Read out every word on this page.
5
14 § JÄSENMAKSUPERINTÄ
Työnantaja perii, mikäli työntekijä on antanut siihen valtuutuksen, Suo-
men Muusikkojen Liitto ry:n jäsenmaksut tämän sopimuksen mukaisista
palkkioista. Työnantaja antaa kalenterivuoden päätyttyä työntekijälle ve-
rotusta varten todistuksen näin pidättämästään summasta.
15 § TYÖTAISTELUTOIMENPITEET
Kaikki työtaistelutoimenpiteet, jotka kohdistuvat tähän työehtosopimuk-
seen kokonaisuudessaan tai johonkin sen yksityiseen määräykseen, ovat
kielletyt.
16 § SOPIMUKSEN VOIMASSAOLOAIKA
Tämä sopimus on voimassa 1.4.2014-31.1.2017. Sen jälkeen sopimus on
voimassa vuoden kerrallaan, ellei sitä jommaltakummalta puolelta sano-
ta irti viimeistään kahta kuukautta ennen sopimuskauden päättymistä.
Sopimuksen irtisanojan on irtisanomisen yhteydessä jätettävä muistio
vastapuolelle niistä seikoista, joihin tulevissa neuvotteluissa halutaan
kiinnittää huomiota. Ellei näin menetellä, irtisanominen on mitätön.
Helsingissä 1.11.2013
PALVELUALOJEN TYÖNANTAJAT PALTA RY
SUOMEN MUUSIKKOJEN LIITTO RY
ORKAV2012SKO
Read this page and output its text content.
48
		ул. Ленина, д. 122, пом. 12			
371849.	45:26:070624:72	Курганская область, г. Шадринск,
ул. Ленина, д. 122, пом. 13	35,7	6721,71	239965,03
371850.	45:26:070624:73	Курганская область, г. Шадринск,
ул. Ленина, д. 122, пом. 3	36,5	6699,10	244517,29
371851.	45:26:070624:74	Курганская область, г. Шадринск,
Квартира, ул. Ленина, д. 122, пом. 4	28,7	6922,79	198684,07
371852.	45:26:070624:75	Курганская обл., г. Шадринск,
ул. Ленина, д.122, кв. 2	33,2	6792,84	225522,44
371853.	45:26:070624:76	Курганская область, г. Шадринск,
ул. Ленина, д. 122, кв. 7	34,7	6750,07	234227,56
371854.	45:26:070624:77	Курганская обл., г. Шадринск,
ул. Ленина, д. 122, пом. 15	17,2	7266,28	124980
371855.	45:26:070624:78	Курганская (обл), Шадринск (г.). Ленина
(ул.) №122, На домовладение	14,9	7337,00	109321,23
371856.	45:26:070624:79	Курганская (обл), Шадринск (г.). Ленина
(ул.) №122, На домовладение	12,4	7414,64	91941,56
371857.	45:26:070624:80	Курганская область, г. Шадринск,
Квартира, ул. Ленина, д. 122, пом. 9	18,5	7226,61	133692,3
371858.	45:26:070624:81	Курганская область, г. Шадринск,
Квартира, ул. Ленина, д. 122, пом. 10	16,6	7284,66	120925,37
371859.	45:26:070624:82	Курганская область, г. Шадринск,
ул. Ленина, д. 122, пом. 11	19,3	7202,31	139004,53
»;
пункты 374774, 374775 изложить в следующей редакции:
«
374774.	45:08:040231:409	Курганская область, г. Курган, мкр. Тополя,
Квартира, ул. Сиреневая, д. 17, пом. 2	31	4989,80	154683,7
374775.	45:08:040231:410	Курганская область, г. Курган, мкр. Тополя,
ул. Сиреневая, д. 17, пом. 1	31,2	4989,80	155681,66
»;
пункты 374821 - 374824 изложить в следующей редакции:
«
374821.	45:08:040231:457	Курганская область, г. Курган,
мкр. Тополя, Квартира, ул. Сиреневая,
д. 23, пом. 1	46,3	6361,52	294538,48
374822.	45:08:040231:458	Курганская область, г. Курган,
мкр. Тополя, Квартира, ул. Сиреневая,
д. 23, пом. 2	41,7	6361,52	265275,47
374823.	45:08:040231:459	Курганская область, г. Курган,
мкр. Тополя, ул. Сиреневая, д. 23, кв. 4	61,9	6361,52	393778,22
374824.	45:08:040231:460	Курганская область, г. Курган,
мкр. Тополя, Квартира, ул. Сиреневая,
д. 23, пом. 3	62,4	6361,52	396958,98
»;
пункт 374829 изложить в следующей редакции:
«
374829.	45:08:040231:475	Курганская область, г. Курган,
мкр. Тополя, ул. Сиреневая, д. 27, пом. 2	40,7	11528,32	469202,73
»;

-*-

**Exercise:**
Copy each line of the data exactly, leaving nothing out.

**Task result:**
Read out every word on this page.
5
14 § JÄSENMAKSUPERINTÄ
Työnantaja perii, mikäli työntekijä on antanut siihen valtuutuksen, Suo-
men Muusikkojen Liitto ry:n jäsenmaksut tämän sopimuksen mukaisista
palkkioista. Työnantaja antaa kalenterivuoden päätyttyä työntekijälle ve-
rotusta varten todistuksen näin pidättämästään summasta.
15 § TYÖTAISTELUTOIMENPITEET
Kaikki työtaistelutoimenpiteet, jotka kohdistuvat tähän työehtosopimuk-
seen kokonaisuudessaan tai johonkin sen yksityiseen määräykseen, ovat
kielletyt.
16 § SOPIMUKSEN VOIMASSAOLOAIKA
Tämä sopimus on voimassa 1.4.2014-31.1.2017. Sen jälkeen sopimus on
voimassa vuoden kerrallaan, ellei sitä jommaltakummalta puolelta sano-
ta irti viimeistään kahta kuukautta ennen sopimuskauden päättymistä.
Sopimuksen irtisanojan on irtisanomisen yhteydessä jätettävä muistio
vastapuolelle niistä seikoista, joihin tulevissa neuvotteluissa halutaan
kiinnittää huomiota. Ellei näin menetellä, irtisanominen on mitätön.
Helsingissä 1.11.2013
PALVELUALOJEN TYÖNANTAJAT PALTA RY
SUOMEN MUUSIKKOJEN LIITTO RY
ORKAV2012SKO
Read this page and output its text content.
48
		ул. Ленина, д. 122, пом. 12			
371849.	45:26:070624:72	Курганская область, г. Шадринск,
ул. Ленина, д. 122, пом. 13	35,7	6721,71	239965,03
371850.	45:26:070624:73	Курганская область, г. Шадринск,
ул. Ленина, д. 122, пом. 3	36,5	6699,10	244517,29
371851.	45:26:070624:74	Курганская область, г. Шадринск,
Квартира, ул. Ленина, д. 122, пом. 4	28,7	6922,79	198684,07
371852.	45:26:070624:75	Курганская обл., г. Шадринск,
ул. Ленина, д.122, кв. 2	33,2	6792,84	225522,44
371853.	45:26:070624:76	Курганская область, г. Шадринск,
ул. Ленина, д. 122, кв. 7	34,7	6750,07	234227,56
371854.	45:26:070624:77	Курганская обл., г. Шадринск,
ул. Ленина, д. 122, пом. 15	17,2	7266,28	124980
371855.	45:26:070624:78	Курганская (обл), Шадринск (г.). Ленина
(ул.) №122, На домовладение	14,9	7337,00	109321,23
371856.	45:26:070624:79	Курганская (обл), Шадринск (г.). Ленина
(ул.) №122, На домовладение	12,4	7414,64	91941,56
371857.	45:26:070624:80	Курганская область, г. Шадринск,
Квартира, ул. Ленина, д. 122, пом. 9	18,5	7226,61	133692,3
371858.	45:26:070624:81	Курганская область, г. Шадринск,
Квартира, ул. Ленина, д. 122, пом. 10	16,6	7284,66	120925,37
371859.	45:26:070624:82	Курганская область, г. Шадринск,
ул. Ленина, д. 122, пом. 11	19,3	7202,31	139004,53
»;
пункты 374774, 374775 изложить в следующей редакции:
«
374774.	45:08:040231:409	Курганская область, г. Курган, мкр. Тополя,
Квартира, ул. Сиреневая, д. 17, пом. 2	31	4989,80	154683,7
374775.	45:08:040231:410	Курганская область, г. Курган, мкр. Тополя,
ул. Сиреневая, д. 17, пом. 1	31,2	4989,80	155681,66
»;
пункты 374821 - 374824 изложить в следующей редакции:
«
374821.	45:08:040231:457	Курганская область, г. Курган,
мкр. Тополя, Квартира, ул. Сиреневая,
д. 23, пом. 1	46,3	6361,52	294538,48
374822.	45:08:040231:458	Курганская область, г. Курган,
мкр. Тополя, Квартира, ул. Сиреневая,
д. 23, пом. 2	41,7	6361,52	265275,47
374823.	45:08:040231:459	Курганская область, г. Курган,
мкр. Тополя, ул. Сиреневая, д. 23, кв. 4	61,9	6361,52	393778,22
374824.	45:08:040231:460	Курганская область, г. Курган,
мкр. Тополя, Квартира, ул. Сиреневая,
д. 23, пом. 3	62,4	6361,52	396958,98
»;
пункт 374829 изложить в следующей редакции:
«
374829.	45:08:040231:475	Курганская область, г. Курган,
мкр. Тополя, ул. Сиреневая, д. 27, пом. 2	40,7	11528,32	469202,73
»;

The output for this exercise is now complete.